* start *

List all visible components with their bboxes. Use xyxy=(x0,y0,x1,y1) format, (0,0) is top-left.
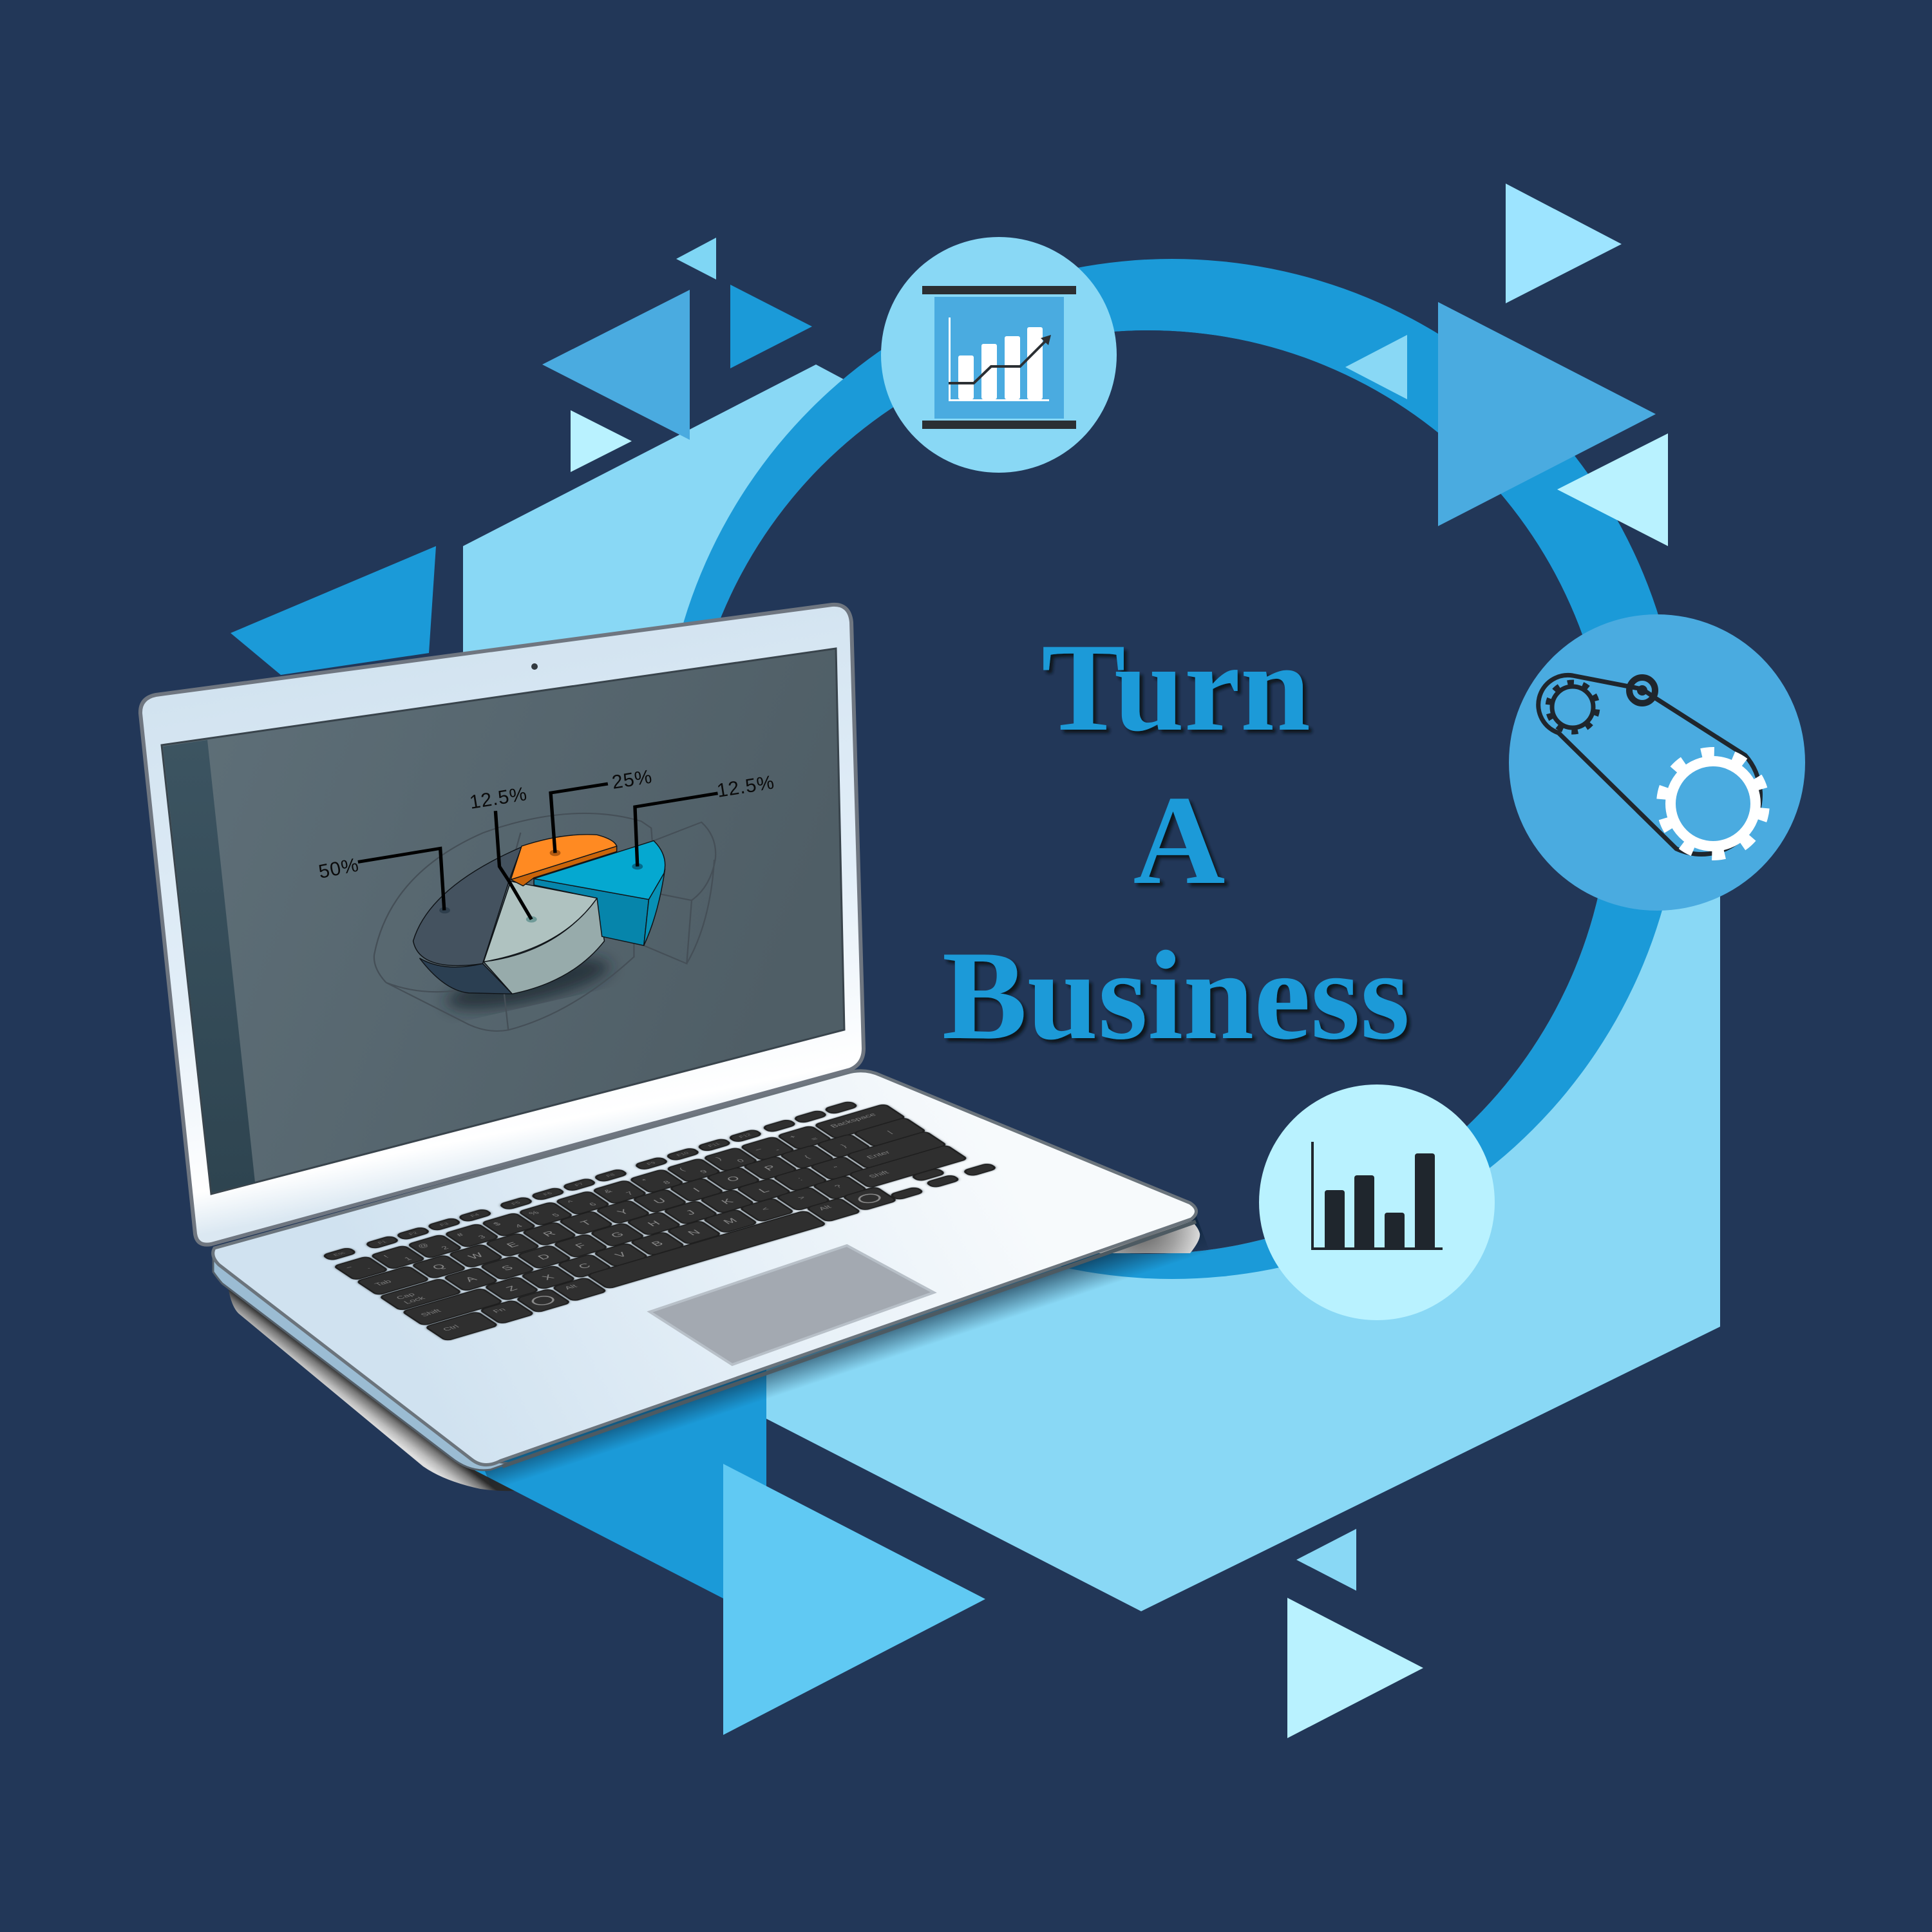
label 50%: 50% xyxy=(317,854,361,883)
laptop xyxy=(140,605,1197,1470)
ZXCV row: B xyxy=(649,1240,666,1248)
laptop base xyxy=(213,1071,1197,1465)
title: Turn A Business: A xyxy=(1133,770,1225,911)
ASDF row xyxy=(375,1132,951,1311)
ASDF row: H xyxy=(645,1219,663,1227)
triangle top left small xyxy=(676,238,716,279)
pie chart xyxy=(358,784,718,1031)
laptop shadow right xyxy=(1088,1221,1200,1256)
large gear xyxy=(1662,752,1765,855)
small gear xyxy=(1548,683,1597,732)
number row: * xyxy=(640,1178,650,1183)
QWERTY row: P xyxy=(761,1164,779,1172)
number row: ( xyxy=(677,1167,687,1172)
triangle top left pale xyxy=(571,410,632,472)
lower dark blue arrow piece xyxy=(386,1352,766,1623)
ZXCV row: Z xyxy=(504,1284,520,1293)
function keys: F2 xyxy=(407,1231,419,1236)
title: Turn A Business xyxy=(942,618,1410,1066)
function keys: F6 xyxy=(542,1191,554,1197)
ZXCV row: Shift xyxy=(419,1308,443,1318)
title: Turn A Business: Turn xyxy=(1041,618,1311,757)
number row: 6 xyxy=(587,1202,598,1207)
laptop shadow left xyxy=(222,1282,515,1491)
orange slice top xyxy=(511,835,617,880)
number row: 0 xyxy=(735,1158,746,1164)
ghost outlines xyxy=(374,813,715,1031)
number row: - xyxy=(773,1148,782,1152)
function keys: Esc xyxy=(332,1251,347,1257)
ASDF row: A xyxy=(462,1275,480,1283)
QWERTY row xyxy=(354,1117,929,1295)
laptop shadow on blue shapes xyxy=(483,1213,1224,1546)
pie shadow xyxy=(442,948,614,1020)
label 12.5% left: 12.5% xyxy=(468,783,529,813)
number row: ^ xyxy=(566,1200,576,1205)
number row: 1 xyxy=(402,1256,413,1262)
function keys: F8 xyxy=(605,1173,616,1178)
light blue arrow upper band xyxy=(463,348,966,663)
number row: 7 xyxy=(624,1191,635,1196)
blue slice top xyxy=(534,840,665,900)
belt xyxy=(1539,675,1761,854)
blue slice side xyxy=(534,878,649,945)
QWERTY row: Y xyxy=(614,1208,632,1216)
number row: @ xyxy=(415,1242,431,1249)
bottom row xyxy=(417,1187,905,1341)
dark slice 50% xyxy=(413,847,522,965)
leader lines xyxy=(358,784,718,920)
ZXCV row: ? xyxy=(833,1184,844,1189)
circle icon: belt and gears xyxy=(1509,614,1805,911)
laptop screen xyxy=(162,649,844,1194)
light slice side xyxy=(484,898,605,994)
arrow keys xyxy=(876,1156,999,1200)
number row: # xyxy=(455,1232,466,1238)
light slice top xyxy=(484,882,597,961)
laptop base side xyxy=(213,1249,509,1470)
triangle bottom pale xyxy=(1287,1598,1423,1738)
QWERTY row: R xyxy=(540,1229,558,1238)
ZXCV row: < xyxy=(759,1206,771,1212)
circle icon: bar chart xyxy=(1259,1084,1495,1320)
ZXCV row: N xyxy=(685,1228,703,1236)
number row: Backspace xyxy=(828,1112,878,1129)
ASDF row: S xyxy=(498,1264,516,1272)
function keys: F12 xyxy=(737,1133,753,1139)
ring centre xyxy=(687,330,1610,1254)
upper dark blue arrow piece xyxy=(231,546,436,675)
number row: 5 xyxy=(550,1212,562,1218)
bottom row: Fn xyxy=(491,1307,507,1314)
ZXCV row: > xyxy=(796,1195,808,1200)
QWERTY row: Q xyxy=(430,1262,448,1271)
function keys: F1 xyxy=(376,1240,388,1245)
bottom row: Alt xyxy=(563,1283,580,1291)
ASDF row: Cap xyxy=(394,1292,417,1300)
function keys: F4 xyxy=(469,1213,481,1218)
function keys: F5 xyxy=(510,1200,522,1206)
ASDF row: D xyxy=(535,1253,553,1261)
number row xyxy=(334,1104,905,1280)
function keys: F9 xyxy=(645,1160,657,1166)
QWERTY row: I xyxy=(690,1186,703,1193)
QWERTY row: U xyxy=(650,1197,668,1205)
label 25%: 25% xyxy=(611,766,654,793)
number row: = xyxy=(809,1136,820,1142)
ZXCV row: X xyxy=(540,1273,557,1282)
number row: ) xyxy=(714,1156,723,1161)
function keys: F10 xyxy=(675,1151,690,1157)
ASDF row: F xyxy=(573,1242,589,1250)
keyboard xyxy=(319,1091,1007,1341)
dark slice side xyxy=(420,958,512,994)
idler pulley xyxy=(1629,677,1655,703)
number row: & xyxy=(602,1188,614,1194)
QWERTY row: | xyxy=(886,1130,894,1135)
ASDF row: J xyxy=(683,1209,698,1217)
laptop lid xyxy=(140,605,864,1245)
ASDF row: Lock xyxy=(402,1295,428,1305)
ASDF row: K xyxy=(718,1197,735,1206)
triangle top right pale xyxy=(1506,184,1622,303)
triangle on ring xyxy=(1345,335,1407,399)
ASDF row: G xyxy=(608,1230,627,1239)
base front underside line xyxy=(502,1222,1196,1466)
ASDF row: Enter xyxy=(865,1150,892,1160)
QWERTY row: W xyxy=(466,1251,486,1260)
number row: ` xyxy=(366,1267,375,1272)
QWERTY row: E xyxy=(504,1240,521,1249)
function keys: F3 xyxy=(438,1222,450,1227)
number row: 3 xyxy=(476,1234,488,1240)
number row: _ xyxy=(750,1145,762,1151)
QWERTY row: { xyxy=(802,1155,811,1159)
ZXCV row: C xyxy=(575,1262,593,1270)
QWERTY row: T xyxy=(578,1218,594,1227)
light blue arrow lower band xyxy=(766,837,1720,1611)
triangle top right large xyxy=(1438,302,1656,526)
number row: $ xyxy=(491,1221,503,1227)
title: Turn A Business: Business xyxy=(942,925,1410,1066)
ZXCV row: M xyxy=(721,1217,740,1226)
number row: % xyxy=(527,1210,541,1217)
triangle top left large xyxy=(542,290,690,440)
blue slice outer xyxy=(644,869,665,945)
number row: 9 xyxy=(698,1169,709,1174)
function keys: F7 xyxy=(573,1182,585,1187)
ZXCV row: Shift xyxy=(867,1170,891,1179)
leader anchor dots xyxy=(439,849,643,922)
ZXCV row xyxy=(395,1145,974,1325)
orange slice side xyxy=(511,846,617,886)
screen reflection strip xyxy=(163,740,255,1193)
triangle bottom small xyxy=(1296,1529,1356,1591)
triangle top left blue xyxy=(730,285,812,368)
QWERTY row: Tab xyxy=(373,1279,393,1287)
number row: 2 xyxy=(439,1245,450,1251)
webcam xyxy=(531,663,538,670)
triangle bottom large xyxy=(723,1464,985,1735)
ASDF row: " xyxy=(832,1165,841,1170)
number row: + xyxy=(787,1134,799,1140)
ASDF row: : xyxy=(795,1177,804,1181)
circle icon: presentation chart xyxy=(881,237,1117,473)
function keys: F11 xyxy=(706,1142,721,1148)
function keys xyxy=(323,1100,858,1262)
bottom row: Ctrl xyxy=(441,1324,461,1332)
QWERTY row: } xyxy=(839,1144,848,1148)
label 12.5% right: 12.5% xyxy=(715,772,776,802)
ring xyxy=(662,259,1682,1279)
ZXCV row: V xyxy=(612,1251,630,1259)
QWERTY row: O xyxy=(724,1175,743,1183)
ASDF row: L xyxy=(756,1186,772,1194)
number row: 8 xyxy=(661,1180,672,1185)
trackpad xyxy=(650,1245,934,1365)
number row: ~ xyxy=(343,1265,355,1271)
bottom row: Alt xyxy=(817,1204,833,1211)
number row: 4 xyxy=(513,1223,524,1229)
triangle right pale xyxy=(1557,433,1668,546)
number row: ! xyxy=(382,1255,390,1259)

* end *
* start *

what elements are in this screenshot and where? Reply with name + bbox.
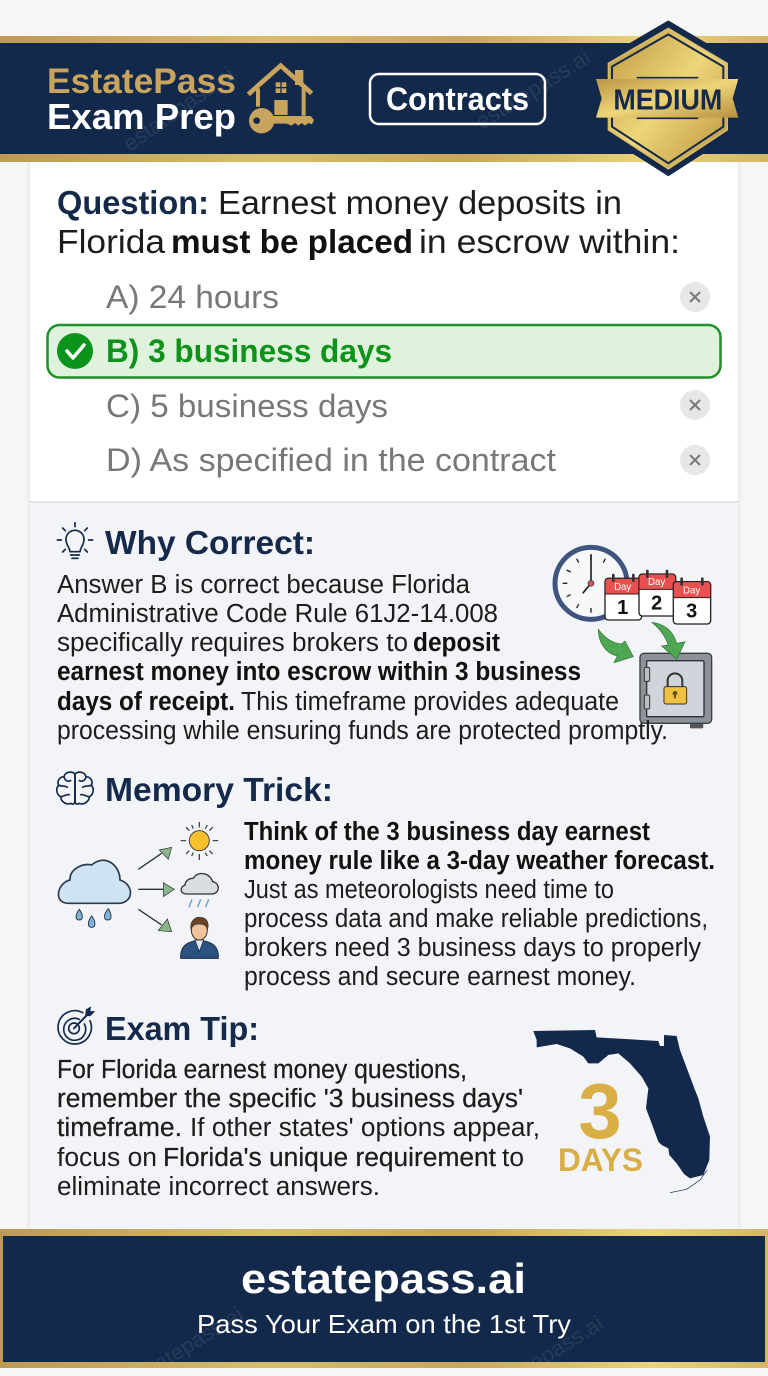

* end *
* start *

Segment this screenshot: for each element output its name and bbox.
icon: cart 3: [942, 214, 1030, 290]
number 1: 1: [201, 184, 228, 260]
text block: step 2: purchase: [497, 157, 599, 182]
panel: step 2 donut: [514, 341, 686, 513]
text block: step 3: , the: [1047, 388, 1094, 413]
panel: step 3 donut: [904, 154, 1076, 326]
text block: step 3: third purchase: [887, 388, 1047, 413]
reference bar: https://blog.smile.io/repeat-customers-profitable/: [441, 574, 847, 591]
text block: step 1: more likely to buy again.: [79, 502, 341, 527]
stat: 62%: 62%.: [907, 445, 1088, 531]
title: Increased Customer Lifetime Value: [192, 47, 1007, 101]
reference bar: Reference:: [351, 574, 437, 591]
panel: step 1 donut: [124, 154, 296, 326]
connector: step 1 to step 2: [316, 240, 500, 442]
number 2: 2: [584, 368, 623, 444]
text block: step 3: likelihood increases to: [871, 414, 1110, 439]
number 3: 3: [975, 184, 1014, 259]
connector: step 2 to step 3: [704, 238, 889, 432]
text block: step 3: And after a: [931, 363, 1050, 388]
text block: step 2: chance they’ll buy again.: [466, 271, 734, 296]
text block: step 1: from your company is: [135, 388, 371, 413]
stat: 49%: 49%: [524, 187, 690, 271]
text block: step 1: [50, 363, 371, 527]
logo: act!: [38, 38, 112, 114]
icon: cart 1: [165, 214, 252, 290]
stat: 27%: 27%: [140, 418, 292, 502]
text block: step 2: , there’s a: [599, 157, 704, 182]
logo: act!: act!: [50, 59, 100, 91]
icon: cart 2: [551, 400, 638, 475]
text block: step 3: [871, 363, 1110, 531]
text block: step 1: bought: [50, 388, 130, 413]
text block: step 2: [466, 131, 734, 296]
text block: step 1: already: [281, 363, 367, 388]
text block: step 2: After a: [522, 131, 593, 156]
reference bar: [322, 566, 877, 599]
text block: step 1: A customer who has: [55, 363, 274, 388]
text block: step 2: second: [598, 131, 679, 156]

* end *

▸ WHAT THE TASK REQUIRES: Can you turn the lines of the records from the line with "Segment this screenshot: for" to the line with "connector: step 2", both included, into a Markdown table with columns Row and Line, giving each line a row number and leaving out blank lines?

▸ WRITTEN RESPONSE:
| Row | Line |
|---|---|
| 1 | Segment this screenshot: for each element output its name and bbox. |
| 2 | icon: cart 3: [942, 214, 1030, 290] |
| 3 | number 1: 1: [201, 184, 228, 260] |
| 4 | text block: step 2: purchase: [497, 157, 599, 182] |
| 5 | panel: step 2 donut: [514, 341, 686, 513] |
| 6 | text block: step 3: , the: [1047, 388, 1094, 413] |
| 7 | panel: step 3 donut: [904, 154, 1076, 326] |
| 8 | text block: step 3: third purchase: [887, 388, 1047, 413] |
| 9 | reference bar: https://blog.smile.io/repeat-customers-profitable/: [441, 574, 847, 591] |
| 10 | text block: step 1: more likely to buy again.: [79, 502, 341, 527] |
| 11 | stat: 62%: 62%.: [907, 445, 1088, 531] |
| 12 | title: Increased Customer Lifetime Value: [192, 47, 1007, 101] |
| 13 | reference bar: Reference:: [351, 574, 437, 591] |
| 14 | panel: step 1 donut: [124, 154, 296, 326] |
| 15 | connector: step 1 to step 2: [316, 240, 500, 442] |
| 16 | number 2: 2: [584, 368, 623, 444] |
| 17 | text block: step 3: likelihood increases to: [871, 414, 1110, 439] |
| 18 | number 3: 3: [975, 184, 1014, 259] |
| 19 | connector: step 2 to step 3: [704, 238, 889, 432] |